[Records from a dataset]
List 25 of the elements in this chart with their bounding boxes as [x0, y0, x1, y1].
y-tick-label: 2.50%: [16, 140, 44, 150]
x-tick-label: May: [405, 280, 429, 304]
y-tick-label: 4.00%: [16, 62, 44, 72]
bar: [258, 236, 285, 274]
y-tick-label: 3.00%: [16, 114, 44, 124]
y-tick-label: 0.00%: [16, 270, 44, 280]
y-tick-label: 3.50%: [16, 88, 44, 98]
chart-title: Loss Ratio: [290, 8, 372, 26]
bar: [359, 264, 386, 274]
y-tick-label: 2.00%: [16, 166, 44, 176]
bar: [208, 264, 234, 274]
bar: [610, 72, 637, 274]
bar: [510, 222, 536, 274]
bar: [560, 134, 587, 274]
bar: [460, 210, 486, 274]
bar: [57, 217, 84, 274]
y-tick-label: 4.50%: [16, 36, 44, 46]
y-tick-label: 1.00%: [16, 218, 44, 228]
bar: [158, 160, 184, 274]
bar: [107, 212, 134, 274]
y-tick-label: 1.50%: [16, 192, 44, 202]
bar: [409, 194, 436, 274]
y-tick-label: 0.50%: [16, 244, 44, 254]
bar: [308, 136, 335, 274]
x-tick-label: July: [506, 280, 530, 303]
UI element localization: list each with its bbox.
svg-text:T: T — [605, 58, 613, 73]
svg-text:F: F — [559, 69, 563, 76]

» **INSTRUCTION**
Copy every line of the items above word for word, in the same order.

» **ANSWER TO THIS EXERCISE**
List 25 of the elements in this chart with their bounding boxes as [x0, y0, x1, y1].
y-tick-label: 2.50%: [16, 140, 44, 150]
x-tick-label: May: [405, 280, 429, 304]
y-tick-label: 4.00%: [16, 62, 44, 72]
bar: [258, 236, 285, 274]
y-tick-label: 3.00%: [16, 114, 44, 124]
y-tick-label: 0.00%: [16, 270, 44, 280]
y-tick-label: 3.50%: [16, 88, 44, 98]
chart-title: Loss Ratio: [290, 8, 372, 26]
bar: [359, 264, 386, 274]
y-tick-label: 2.00%: [16, 166, 44, 176]
bar: [208, 264, 234, 274]
bar: [610, 72, 637, 274]
bar: [510, 222, 536, 274]
bar: [560, 134, 587, 274]
bar: [460, 210, 486, 274]
bar: [57, 217, 84, 274]
y-tick-label: 4.50%: [16, 36, 44, 46]
y-tick-label: 1.00%: [16, 218, 44, 228]
bar: [158, 160, 184, 274]
bar: [107, 212, 134, 274]
y-tick-label: 1.50%: [16, 192, 44, 202]
bar: [409, 194, 436, 274]
y-tick-label: 0.50%: [16, 244, 44, 254]
bar: [308, 136, 335, 274]
x-tick-label: July: [506, 280, 530, 303]
UI element localization: list each with its bbox.
svg-text:T: T — [605, 58, 613, 73]
svg-text:F: F — [559, 69, 563, 76]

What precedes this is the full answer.